Document extract:

In this work, we present the optical structure of an immersion echelle spectrometer with a wide wavelength range from 3.7 to 4.8 μm. The structure features a simplified design with an immersion grating used as a dispersive element in contrast to the traditional grating used in imaging spectrometers. An off-axis parabolic mirror is used as a collimating mirror, an off-axis three-mirror optical system is used as the converging mirror, and a concave grating is used as an additional dispersive element for aberration correction to achieve a high-dispersion, broad, free spectrum. The three-mirror anastigmatic system structure improves the device’s optical transmittance. In this study, the relationship between the proposed device’s imaging performance and optical parameters is analyzed, and a detailed design for the spectrometer is provided based on the parameter constraints for each element. This technique is also suitable for application to other conditions.

2. Dispersers and Methods

An immersion grating is a plane diffraction grating combined with a prism (i.e., immersion medium) diffractive element, where the diffractive surface is immersed in a material with a high refractive index (n > 2); relative to a non-immersion grating of the same face size, the immersion grating’s resolution can be increased n times [6,7]. The maximum spectral resolution of the immersion grating at wavelength λ is shown in Figure 1.

Data extract:

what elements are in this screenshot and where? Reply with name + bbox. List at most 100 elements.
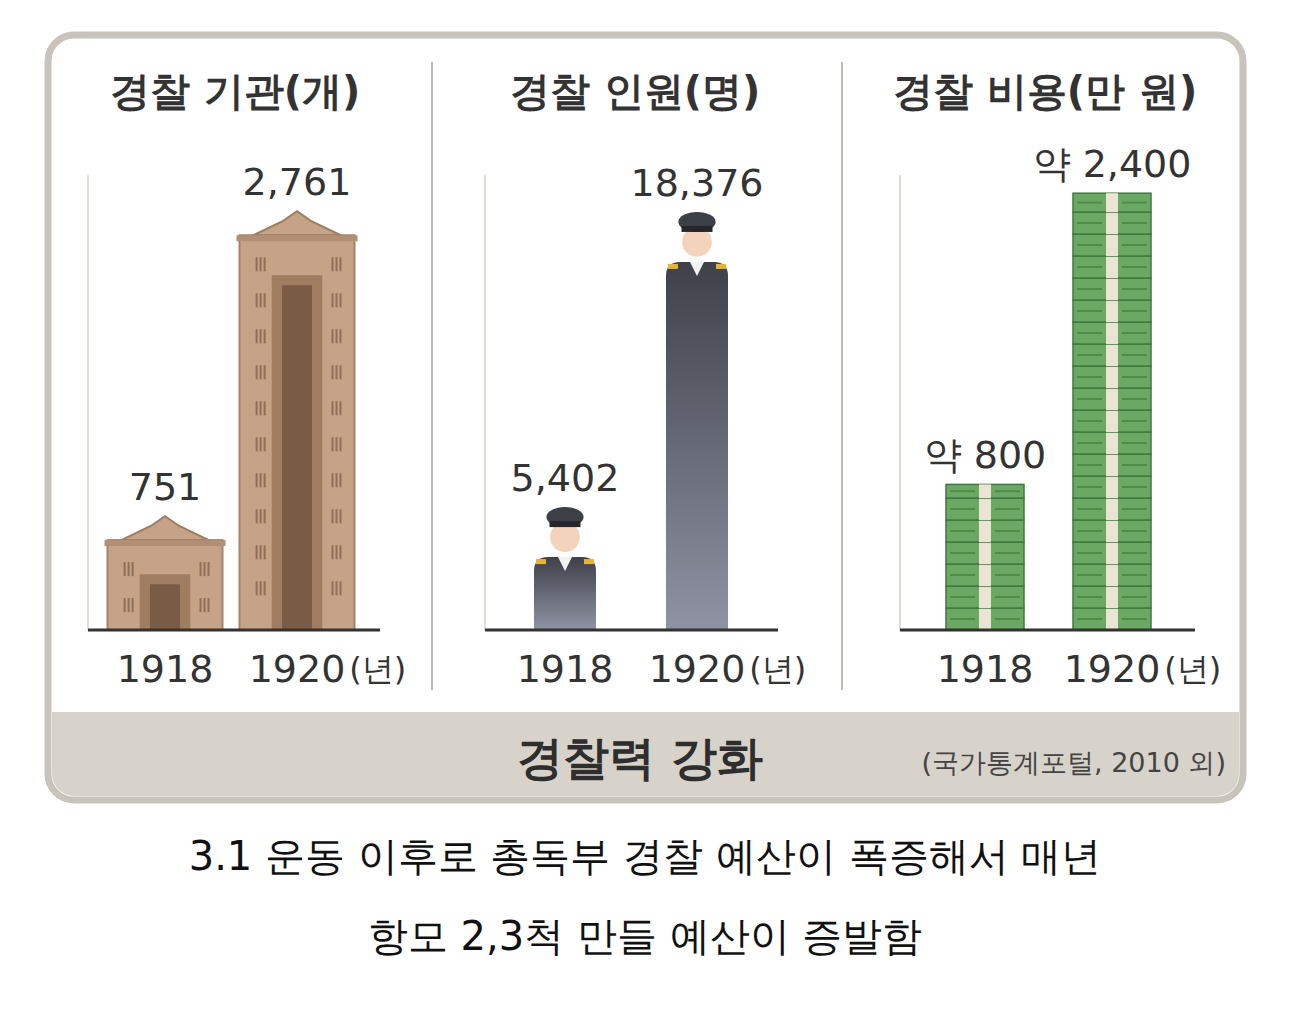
building-window — [336, 581, 338, 595]
money-line — [995, 508, 1020, 510]
money-line — [995, 574, 1020, 576]
money-line — [1122, 310, 1147, 312]
person-epaulette — [668, 264, 678, 269]
money-line — [1122, 574, 1147, 576]
money-strap — [1106, 498, 1118, 520]
money-bundle — [1073, 586, 1151, 608]
person-body — [666, 262, 728, 630]
building-window — [204, 598, 206, 612]
money-bundle — [1073, 300, 1151, 322]
money-bundle — [1073, 366, 1151, 388]
building-window — [256, 581, 258, 595]
divider — [431, 62, 433, 690]
building-window — [332, 509, 334, 523]
building-window — [336, 365, 338, 379]
money-bundle — [1073, 454, 1151, 476]
caption: 항모 2,3척 만들 예산이 증발함 — [368, 913, 922, 959]
building-window — [260, 545, 262, 559]
canvas: 경찰 기관(개)7512,76119181920(년)경찰 인원(명)5,402… — [0, 0, 1290, 1022]
building-body — [108, 540, 223, 630]
money-strap — [1106, 542, 1118, 564]
money-bundle — [1073, 278, 1151, 300]
money-line — [1077, 398, 1102, 400]
building-window — [256, 437, 258, 451]
money-line — [1122, 420, 1147, 422]
building-window — [340, 473, 342, 487]
money-line — [950, 618, 975, 620]
building-window — [260, 293, 262, 307]
money-line — [1077, 530, 1102, 532]
money-line — [1122, 618, 1147, 620]
money-strap — [1106, 476, 1118, 498]
building-window — [340, 329, 342, 343]
panel-title: 경찰 기관(개) — [110, 68, 361, 114]
x-axis-label: (년) — [749, 650, 806, 688]
banner-title: 경찰력 강화 — [517, 731, 763, 785]
person-collar — [690, 262, 704, 276]
building-window — [336, 437, 338, 451]
building-window — [332, 473, 334, 487]
building-window — [128, 562, 130, 576]
money-strap — [1106, 278, 1118, 300]
money-line — [1077, 332, 1102, 334]
money-line — [1077, 310, 1102, 312]
building-window — [264, 257, 266, 271]
data-label: 5,402 — [511, 456, 620, 500]
money-line — [1077, 266, 1102, 268]
bar-person — [666, 212, 728, 630]
money-line — [995, 596, 1020, 598]
building-window — [336, 257, 338, 271]
money-strap — [1106, 322, 1118, 344]
money-line — [950, 552, 975, 554]
money-line — [1122, 596, 1147, 598]
building-window — [264, 509, 266, 523]
money-line — [1077, 354, 1102, 356]
money-line — [950, 530, 975, 532]
building-window — [336, 401, 338, 415]
money-line — [1122, 332, 1147, 334]
money-line — [995, 552, 1020, 554]
building-window — [340, 437, 342, 451]
money-line — [1122, 486, 1147, 488]
money-bundle — [1073, 432, 1151, 454]
money-line — [1122, 464, 1147, 466]
money-line — [1077, 288, 1102, 290]
money-line — [950, 596, 975, 598]
x-tick-label: 1920 — [649, 647, 746, 691]
money-strap — [979, 520, 991, 542]
money-bundle — [1073, 476, 1151, 498]
money-line — [995, 618, 1020, 620]
building-core — [140, 574, 191, 630]
money-strap — [979, 564, 991, 586]
building-window — [256, 401, 258, 415]
building-cornice — [105, 540, 226, 546]
building-window — [332, 545, 334, 559]
building-window — [128, 598, 130, 612]
money-line — [1122, 354, 1147, 356]
money-strap — [979, 484, 991, 498]
building-window — [204, 562, 206, 576]
money-line — [1122, 442, 1147, 444]
building-core-inner — [282, 285, 312, 630]
building-window — [264, 545, 266, 559]
money-line — [1077, 244, 1102, 246]
data-label: 18,376 — [631, 161, 764, 205]
plot-area — [534, 212, 728, 630]
building-window — [332, 329, 334, 343]
money-strap — [1106, 564, 1118, 586]
banner — [52, 712, 1239, 796]
panel-title: 경찰 인원(명) — [510, 68, 761, 114]
building-window — [264, 473, 266, 487]
building-window — [264, 401, 266, 415]
person-collar — [558, 557, 572, 571]
x-tick-label: 1918 — [517, 647, 614, 691]
bar-building — [105, 516, 226, 630]
building-window — [256, 545, 258, 559]
building-window — [264, 581, 266, 595]
money-line — [1122, 552, 1147, 554]
x-tick-label: 1918 — [937, 647, 1034, 691]
building-window — [340, 509, 342, 523]
money-line — [995, 530, 1020, 532]
data-label: 751 — [129, 465, 202, 509]
building-window — [256, 257, 258, 271]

Complete the following:
1) In the spectrometer excerpt, what component serves as the collimating mirror?
2) Carry on the spectrometer excerpt from the point where it stops.
The data aren't needed for these tasks.

Solved problems:
1) An off-axis parabolic mirror.

2)
The immersion grating equation is given in Equation (1). In this equation, m represents the diffraction order, λ represents the wavelength, n represents the refractive index of the light propagation medium, d represents the groove spacing, and α and β represent the incident angle and diffraction angle, respectively. For gratings operating under Littrow conditions, the diffraction corresponds to the following equation [8]:

$$m\lambda =nd\left(sin\alpha +sin\beta \right)$$

(1)

The maximum spectral resolution, R, of an immersion grating at wavelength λ is given by:

$$\mathrm{R}=2nL/\lambda$$

(2)

L is the length of the bottom edge of the immersion grating.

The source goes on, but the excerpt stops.